* Required work
Write out all of the data without omission, exactly as shown.

Saved data entries:
— start —
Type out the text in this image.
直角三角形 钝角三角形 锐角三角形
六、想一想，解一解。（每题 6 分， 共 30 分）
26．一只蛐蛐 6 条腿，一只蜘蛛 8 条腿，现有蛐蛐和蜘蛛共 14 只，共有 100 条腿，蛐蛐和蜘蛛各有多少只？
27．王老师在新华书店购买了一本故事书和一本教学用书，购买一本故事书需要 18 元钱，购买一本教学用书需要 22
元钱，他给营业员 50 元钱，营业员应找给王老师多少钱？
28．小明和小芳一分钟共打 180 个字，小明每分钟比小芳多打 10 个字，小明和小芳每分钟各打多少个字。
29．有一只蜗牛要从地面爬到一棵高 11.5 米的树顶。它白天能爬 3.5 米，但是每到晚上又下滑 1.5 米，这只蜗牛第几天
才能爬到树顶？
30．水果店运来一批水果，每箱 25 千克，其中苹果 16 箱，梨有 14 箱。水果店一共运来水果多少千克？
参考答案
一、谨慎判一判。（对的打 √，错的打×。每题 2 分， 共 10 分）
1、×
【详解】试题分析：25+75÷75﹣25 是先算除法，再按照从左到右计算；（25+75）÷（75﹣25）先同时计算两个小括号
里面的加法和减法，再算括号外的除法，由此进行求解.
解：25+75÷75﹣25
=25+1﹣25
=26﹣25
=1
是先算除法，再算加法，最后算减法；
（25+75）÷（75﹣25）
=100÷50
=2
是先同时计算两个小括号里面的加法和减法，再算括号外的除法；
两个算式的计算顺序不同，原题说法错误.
— end —
* Answer below
Type out the text in this image.
直角三角形 钝角三角形 锐角三角形
六、想一想，解一解。（每题 6 分， 共 30 分）
26．一只蛐蛐 6 条腿，一只蜘蛛 8 条腿，现有蛐蛐和蜘蛛共 14 只，共有 100 条腿，蛐蛐和蜘蛛各有多少只？
27．王老师在新华书店购买了一本故事书和一本教学用书，购买一本故事书需要 18 元钱，购买一本教学用书需要 22
元钱，他给营业员 50 元钱，营业员应找给王老师多少钱？
28．小明和小芳一分钟共打 180 个字，小明每分钟比小芳多打 10 个字，小明和小芳每分钟各打多少个字。
29．有一只蜗牛要从地面爬到一棵高 11.5 米的树顶。它白天能爬 3.5 米，但是每到晚上又下滑 1.5 米，这只蜗牛第几天
才能爬到树顶？
30．水果店运来一批水果，每箱 25 千克，其中苹果 16 箱，梨有 14 箱。水果店一共运来水果多少千克？
参考答案
一、谨慎判一判。（对的打 √，错的打×。每题 2 分， 共 10 分）
1、×
【详解】试题分析：25+75÷75﹣25 是先算除法，再按照从左到右计算；（25+75）÷（75﹣25）先同时计算两个小括号
里面的加法和减法，再算括号外的除法，由此进行求解.
解：25+75÷75﹣25
=25+1﹣25
=26﹣25
=1
是先算除法，再算加法，最后算减法；
（25+75）÷（75﹣25）
=100÷50
=2
是先同时计算两个小括号里面的加法和减法，再算括号外的除法；
两个算式的计算顺序不同，原题说法错误.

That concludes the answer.